> AIM OF THE EXERCISE: Skip the pictures. Transcribe the rest of the data below without changing a word.

------------------------------------------------------------

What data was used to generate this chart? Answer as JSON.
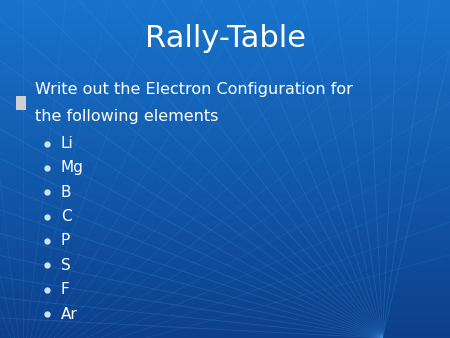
{
  "title": "Rally-Table",
  "title_fontsize": 22,
  "title_color": "#ffffff",
  "bg_color": "#1874cc",
  "bg_color_bottom": "#0d4ea0",
  "bullet_header_line1": "Write out the Electron Configuration for",
  "bullet_header_line2": "the following elements",
  "bullet_header_fontsize": 11.5,
  "bullet_header_color": "#ffffff",
  "bullet_square_color": "#d0d0d0",
  "items": [
    "Li",
    "Mg",
    "B",
    "C",
    "P",
    "S",
    "F",
    "Ar"
  ],
  "items_fontsize": 11,
  "items_color": "#ffffff",
  "dot_color": "#d0e4f8",
  "ray_color": "#2a7ae0",
  "ray_alpha": 0.25,
  "figwidth": 4.5,
  "figheight": 3.38,
  "dpi": 100
}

------------------------------------------------------------

> RESULT FOR THIS EXERCISE:
What data was used to generate this chart? Answer as JSON.
{
  "title": "Rally-Table",
  "title_fontsize": 22,
  "title_color": "#ffffff",
  "bg_color": "#1874cc",
  "bg_color_bottom": "#0d4ea0",
  "bullet_header_line1": "Write out the Electron Configuration for",
  "bullet_header_line2": "the following elements",
  "bullet_header_fontsize": 11.5,
  "bullet_header_color": "#ffffff",
  "bullet_square_color": "#d0d0d0",
  "items": [
    "Li",
    "Mg",
    "B",
    "C",
    "P",
    "S",
    "F",
    "Ar"
  ],
  "items_fontsize": 11,
  "items_color": "#ffffff",
  "dot_color": "#d0e4f8",
  "ray_color": "#2a7ae0",
  "ray_alpha": 0.25,
  "figwidth": 4.5,
  "figheight": 3.38,
  "dpi": 100
}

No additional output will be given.